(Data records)
········
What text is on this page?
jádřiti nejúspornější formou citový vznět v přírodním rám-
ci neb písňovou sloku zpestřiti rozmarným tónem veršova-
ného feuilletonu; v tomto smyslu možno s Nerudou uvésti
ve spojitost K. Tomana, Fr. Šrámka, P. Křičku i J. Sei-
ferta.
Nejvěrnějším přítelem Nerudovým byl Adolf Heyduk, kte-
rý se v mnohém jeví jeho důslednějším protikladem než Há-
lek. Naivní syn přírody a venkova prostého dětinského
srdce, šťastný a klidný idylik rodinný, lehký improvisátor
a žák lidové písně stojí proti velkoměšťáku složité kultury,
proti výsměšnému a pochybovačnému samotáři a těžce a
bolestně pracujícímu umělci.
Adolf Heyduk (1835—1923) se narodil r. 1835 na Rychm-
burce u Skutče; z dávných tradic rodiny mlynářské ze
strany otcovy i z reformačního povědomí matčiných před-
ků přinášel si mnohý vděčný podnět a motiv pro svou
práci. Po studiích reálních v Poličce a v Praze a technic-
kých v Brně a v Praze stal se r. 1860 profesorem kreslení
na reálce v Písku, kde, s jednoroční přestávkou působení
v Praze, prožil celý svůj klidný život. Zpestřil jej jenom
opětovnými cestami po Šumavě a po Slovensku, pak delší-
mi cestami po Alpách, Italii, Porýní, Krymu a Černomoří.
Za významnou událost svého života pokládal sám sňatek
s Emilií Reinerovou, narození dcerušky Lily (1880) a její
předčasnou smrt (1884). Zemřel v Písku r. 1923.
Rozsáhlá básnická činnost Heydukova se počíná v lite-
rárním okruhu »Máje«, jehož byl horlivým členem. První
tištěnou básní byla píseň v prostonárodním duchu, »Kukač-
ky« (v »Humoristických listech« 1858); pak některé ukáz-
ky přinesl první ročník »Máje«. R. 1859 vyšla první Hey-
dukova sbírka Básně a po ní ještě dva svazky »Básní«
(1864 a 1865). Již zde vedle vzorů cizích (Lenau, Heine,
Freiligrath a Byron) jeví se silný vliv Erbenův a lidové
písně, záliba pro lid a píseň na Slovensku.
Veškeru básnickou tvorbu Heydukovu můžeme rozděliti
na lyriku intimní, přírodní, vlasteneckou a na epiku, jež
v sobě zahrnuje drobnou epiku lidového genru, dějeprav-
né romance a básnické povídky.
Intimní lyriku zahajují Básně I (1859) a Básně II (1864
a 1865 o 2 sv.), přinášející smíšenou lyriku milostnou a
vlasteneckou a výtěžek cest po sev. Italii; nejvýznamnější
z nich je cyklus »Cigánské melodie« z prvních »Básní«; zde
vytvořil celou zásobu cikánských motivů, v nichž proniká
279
········
Task directions |
Set out the complete listing exactly as shown.

The solution |
What text is on this page?
jádřiti nejúspornější formou citový vznět v přírodním rám-
ci neb písňovou sloku zpestřiti rozmarným tónem veršova-
ného feuilletonu; v tomto smyslu možno s Nerudou uvésti
ve spojitost K. Tomana, Fr. Šrámka, P. Křičku i J. Sei-
ferta.
Nejvěrnějším přítelem Nerudovým byl Adolf Heyduk, kte-
rý se v mnohém jeví jeho důslednějším protikladem než Há-
lek. Naivní syn přírody a venkova prostého dětinského
srdce, šťastný a klidný idylik rodinný, lehký improvisátor
a žák lidové písně stojí proti velkoměšťáku složité kultury,
proti výsměšnému a pochybovačnému samotáři a těžce a
bolestně pracujícímu umělci.
Adolf Heyduk (1835—1923) se narodil r. 1835 na Rychm-
burce u Skutče; z dávných tradic rodiny mlynářské ze
strany otcovy i z reformačního povědomí matčiných před-
ků přinášel si mnohý vděčný podnět a motiv pro svou
práci. Po studiích reálních v Poličce a v Praze a technic-
kých v Brně a v Praze stal se r. 1860 profesorem kreslení
na reálce v Písku, kde, s jednoroční přestávkou působení
v Praze, prožil celý svůj klidný život. Zpestřil jej jenom
opětovnými cestami po Šumavě a po Slovensku, pak delší-
mi cestami po Alpách, Italii, Porýní, Krymu a Černomoří.
Za významnou událost svého života pokládal sám sňatek
s Emilií Reinerovou, narození dcerušky Lily (1880) a její
předčasnou smrt (1884). Zemřel v Písku r. 1923.
Rozsáhlá básnická činnost Heydukova se počíná v lite-
rárním okruhu »Máje«, jehož byl horlivým členem. První
tištěnou básní byla píseň v prostonárodním duchu, »Kukač-
ky« (v »Humoristických listech« 1858); pak některé ukáz-
ky přinesl první ročník »Máje«. R. 1859 vyšla první Hey-
dukova sbírka Básně a po ní ještě dva svazky »Básní«
(1864 a 1865). Již zde vedle vzorů cizích (Lenau, Heine,
Freiligrath a Byron) jeví se silný vliv Erbenův a lidové
písně, záliba pro lid a píseň na Slovensku.
Veškeru básnickou tvorbu Heydukovu můžeme rozděliti
na lyriku intimní, přírodní, vlasteneckou a na epiku, jež
v sobě zahrnuje drobnou epiku lidového genru, dějeprav-
né romance a básnické povídky.
Intimní lyriku zahajují Básně I (1859) a Básně II (1864
a 1865 o 2 sv.), přinášející smíšenou lyriku milostnou a
vlasteneckou a výtěžek cest po sev. Italii; nejvýznamnější
z nich je cyklus »Cigánské melodie« z prvních »Básní«; zde
vytvořil celou zásobu cikánských motivů, v nichž proniká
279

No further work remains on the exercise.